Aim 1 |
Output these lines from the records unchanged, starting with the line that contains "panel-a-series-2-point — [180, 82, 187, 89]" and going on through the line that contains "panel-b: 1.0 1.2".

Supplied passage |
Only in the dreams of certain Tulsans.  The answer is "not in any of our lifetimes".

----------


## BoulderSooner

> a basketball season and a baseball season are completly different.  80 + home games in baseball versus 40+ for basketball, should be considered.  
> 
> College sports should be considered too.  His logic balances out when you look at his coments on the NFL.  OU has sold out every home game for 10 years, but we all know an NFL team wouldn't work.


we do ... 

a NFL team would 100% work .. they work basicly everywhere you can fill a stadium .. and we would sell out 8 NFL home games a year at a 65k stadium 

this state loves football ... and the NFL revenue model would make it work ..

now would the nfl want a team in oklahoma ... 100% no we don't add anything to their league

----------


## Oil Capital

> we do ... 
> 
> a NFL team would 100% work .. they work basicly everywhere you can fill a stadium .. and we would sell out 8 NFL home games a year at a 65k stadium 
> 
> this state loves football ... and the NFL revenue model would make it work ..
> 
> now would the nfl want a team in oklahoma ... 100% no we don't add anything to their league


There's a LOT more to running a financially viable NFL team than just filling 65,000 seats for 8 home games.  Corporate sponsorship, corporate purchases of suites, television revenue, etc, etc.

----------


## bombermwc

And that's where we are going to have a problem. As we saw with the NBA, folks don't look at OK as a TV market big enoug to support major league. Now the fact that NBA and NFL are in mostly different times of the year would help. Also, the fact that there really isn't much football in Tulsa would help. TU might as well not exist outside of their own conference. It's an up and down team with not a lot of local support. Otherwise they wouldn't have been interested in decreasing the seating capacity at the stadium. The MAJOR problem with Tulsa and NFL is proximity of Arkansas U, OU, and OSU. There are 3 Div 1 schools within an hour-hour and a half driving time. AND the TV market of the entire area is less than 3 million (OKC, Tulsa, NW AR). 

Now I can see someone like metro saying that the same crap came up for NBA in OKC. Yes, EXCEPT there were NO other pro franchises in that same area at that time. There isn't competition right now...you bring in another pro team and there would be and guess what, someone would have to go. I don't think you'll get any pro team to want to move in (or get voted approval to move in) until the Tulsa/OKC populations add another million or so. And good luck getting Tulsans to approve building a stadium...they don't have to and don't need to. And that's millions upon millions that they could spend on infrastructure or improving other part of the city.

Input material |
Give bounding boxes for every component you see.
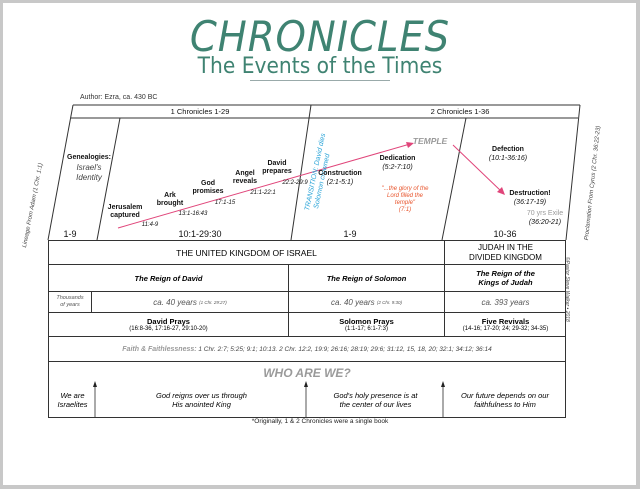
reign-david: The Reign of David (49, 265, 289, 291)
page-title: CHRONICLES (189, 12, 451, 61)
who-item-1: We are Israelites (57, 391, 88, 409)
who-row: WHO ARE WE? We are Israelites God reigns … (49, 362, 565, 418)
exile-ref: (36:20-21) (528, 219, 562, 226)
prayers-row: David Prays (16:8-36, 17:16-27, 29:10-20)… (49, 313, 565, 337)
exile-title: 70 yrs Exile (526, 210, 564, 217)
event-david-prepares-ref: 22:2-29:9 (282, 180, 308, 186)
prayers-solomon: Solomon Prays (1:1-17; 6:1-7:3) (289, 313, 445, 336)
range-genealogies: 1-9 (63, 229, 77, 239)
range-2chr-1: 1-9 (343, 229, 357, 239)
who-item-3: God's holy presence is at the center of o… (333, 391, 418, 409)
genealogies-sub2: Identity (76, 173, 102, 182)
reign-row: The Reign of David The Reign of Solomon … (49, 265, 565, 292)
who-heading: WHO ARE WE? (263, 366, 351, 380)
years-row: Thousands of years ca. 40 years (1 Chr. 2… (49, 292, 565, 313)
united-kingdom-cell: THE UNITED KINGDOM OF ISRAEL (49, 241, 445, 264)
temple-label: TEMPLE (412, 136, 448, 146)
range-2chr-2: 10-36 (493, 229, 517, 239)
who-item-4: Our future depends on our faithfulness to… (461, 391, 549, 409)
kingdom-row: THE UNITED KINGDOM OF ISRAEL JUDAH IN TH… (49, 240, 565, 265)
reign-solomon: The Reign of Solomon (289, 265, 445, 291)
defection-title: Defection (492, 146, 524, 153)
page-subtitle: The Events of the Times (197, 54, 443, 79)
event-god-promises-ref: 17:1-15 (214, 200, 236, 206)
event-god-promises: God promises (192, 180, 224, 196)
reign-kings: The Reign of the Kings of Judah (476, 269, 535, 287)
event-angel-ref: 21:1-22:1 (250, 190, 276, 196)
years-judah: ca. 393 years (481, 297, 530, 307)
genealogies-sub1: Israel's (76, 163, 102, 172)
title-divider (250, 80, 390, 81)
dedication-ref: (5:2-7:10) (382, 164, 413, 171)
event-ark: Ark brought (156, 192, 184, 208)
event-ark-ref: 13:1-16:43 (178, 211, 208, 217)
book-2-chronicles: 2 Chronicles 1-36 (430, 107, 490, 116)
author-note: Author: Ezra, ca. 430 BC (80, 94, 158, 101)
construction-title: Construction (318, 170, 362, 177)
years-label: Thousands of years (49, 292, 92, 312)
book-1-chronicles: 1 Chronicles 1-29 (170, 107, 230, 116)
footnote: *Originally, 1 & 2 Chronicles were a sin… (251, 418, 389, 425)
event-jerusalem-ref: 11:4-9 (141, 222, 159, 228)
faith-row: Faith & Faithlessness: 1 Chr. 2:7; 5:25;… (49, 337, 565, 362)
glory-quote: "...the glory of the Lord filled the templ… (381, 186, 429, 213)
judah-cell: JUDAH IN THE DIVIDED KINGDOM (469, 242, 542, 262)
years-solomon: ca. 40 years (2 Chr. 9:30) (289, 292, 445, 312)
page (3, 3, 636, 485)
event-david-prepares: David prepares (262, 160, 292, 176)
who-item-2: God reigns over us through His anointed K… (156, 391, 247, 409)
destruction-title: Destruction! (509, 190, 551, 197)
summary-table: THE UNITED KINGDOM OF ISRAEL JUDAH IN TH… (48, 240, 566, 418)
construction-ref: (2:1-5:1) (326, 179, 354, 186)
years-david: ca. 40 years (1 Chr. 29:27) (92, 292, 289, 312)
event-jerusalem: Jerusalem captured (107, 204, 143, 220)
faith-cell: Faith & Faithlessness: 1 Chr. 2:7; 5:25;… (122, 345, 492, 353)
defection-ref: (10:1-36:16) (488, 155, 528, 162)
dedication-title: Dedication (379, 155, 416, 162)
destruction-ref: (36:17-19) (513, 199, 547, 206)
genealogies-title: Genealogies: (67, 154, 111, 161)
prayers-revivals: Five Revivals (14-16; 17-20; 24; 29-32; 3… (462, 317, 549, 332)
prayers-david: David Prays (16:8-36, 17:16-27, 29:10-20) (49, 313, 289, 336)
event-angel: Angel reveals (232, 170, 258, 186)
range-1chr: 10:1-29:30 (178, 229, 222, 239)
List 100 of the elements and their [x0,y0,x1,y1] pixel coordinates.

--

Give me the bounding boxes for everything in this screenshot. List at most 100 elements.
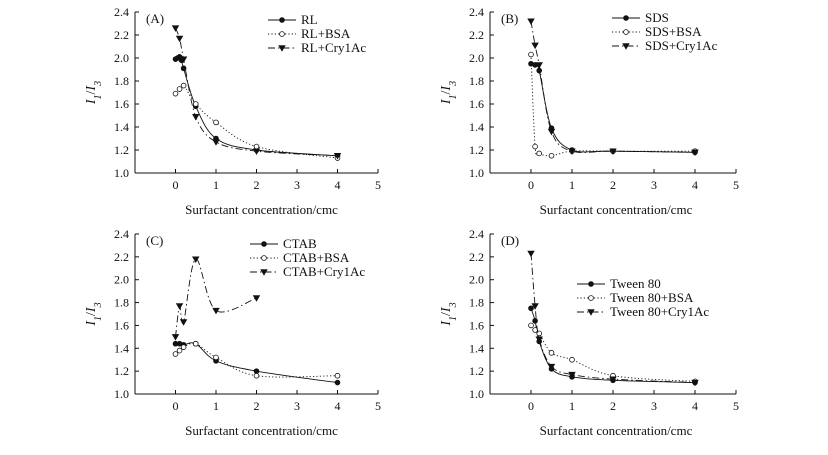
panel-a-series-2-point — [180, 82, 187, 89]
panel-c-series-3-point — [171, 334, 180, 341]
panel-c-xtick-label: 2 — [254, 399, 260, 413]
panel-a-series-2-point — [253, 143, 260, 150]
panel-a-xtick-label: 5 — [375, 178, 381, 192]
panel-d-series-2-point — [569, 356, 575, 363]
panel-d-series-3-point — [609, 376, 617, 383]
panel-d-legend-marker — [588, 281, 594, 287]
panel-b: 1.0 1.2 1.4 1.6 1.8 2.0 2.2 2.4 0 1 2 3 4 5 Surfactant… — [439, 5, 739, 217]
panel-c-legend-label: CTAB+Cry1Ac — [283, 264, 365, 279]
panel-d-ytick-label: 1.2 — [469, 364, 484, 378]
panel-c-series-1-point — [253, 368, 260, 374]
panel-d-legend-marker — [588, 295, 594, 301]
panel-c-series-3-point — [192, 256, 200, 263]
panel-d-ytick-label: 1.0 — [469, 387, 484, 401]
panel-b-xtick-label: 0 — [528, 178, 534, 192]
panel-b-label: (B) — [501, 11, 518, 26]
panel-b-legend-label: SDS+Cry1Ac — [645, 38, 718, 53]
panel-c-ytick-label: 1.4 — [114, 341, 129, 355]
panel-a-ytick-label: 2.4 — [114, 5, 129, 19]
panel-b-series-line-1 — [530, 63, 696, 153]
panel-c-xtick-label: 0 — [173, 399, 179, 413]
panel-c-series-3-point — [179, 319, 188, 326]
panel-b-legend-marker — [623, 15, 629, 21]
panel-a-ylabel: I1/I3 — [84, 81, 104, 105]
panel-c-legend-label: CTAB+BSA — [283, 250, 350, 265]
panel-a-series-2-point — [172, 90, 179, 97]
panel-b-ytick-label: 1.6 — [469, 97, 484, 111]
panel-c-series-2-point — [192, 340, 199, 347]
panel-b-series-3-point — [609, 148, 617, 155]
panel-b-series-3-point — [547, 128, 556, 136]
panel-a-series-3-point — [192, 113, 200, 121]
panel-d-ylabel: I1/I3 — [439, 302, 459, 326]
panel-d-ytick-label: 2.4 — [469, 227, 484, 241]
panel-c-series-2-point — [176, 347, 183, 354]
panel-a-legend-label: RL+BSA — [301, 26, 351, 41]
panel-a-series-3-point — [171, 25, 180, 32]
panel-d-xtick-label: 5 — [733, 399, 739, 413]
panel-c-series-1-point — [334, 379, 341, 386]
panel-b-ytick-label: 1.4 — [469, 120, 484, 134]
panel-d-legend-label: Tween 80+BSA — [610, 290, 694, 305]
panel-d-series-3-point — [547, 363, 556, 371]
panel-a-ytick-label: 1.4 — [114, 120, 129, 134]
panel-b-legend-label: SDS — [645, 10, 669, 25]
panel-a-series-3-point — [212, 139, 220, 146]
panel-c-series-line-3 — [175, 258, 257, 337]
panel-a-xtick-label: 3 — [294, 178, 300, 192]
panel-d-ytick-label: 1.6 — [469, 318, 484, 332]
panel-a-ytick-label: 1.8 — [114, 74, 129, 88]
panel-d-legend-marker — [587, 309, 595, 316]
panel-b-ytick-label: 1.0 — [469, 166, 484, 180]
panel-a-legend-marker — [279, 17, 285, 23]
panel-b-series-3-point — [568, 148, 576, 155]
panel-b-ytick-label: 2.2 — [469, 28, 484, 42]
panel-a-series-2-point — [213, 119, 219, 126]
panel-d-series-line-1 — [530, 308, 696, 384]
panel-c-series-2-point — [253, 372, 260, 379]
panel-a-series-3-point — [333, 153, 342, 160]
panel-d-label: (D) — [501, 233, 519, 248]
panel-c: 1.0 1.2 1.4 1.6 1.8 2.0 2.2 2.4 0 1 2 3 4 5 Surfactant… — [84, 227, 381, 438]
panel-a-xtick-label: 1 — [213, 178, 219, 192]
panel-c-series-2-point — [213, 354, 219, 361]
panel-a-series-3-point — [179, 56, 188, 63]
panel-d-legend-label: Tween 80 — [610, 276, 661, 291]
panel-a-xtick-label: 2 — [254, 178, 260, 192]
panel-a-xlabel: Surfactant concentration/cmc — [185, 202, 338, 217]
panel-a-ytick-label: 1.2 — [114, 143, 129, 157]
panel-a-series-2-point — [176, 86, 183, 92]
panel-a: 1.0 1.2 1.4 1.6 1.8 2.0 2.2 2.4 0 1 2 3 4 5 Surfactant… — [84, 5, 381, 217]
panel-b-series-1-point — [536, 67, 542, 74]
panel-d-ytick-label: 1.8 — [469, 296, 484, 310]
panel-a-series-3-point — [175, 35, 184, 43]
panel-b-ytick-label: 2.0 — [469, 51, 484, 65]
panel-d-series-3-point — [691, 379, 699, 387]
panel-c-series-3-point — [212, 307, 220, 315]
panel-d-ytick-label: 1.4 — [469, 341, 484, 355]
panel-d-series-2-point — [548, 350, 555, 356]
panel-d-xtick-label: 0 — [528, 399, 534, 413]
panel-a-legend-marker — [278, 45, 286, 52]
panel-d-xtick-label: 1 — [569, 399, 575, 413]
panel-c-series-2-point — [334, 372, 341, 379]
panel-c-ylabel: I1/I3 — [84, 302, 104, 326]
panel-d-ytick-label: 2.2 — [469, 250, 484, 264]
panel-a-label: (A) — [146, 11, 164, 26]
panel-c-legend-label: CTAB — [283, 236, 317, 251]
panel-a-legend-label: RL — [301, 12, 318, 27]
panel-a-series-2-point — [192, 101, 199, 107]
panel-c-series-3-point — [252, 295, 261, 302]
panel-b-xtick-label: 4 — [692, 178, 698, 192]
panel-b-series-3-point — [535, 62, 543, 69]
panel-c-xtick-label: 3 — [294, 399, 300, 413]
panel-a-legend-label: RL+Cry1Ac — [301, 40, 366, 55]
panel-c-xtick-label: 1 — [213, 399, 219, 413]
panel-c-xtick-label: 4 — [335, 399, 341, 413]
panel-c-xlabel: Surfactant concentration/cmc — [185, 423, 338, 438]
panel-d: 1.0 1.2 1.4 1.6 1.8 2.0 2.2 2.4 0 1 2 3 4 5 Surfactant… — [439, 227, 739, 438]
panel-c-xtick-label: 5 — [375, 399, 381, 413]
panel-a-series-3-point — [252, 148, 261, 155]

Aim 2 |
From the forum thread about an NFL team in Oklahoma, return the passage word for word, starting with "And that's where" and going on through "Tulsa, NW AR).".

Exercise result 1 |
panel-a-series-2-point — [180, 82, 187, 89]
panel-c-series-3-point — [171, 334, 180, 341]
panel-c-xtick-label: 2 — [254, 399, 260, 413]
panel-a-series-2-point — [253, 143, 260, 150]
panel-a-xtick-label: 5 — [375, 178, 381, 192]
panel-d-series-2-point — [569, 356, 575, 363]
panel-d-series-3-point — [609, 376, 617, 383]
panel-d-legend-marker — [588, 281, 594, 287]
panel-b: 1.0 1.2 1.4 1.6 1.8 2.0 2.2 2.4 0 1 2 3 4 5 Surfactant… — [439, 5, 739, 217]

Exercise result 2 |
And that's where we are going to have a problem. As we saw with the NBA, folks don't look at OK as a TV market big enoug to support major league. Now the fact that NBA and NFL are in mostly different times of the year would help. Also, the fact that there really isn't much football in Tulsa would help. TU might as well not exist outside of their own conference. It's an up and down team with not a lot of local support. Otherwise they wouldn't have been interested in decreasing the seating capacity at the stadium. The MAJOR problem with Tulsa and NFL is proximity of Arkansas U, OU, and OSU. There are 3 Div 1 schools within an hour-hour and a half driving time. AND the TV market of the entire area is less than 3 million (OKC, Tulsa, NW AR).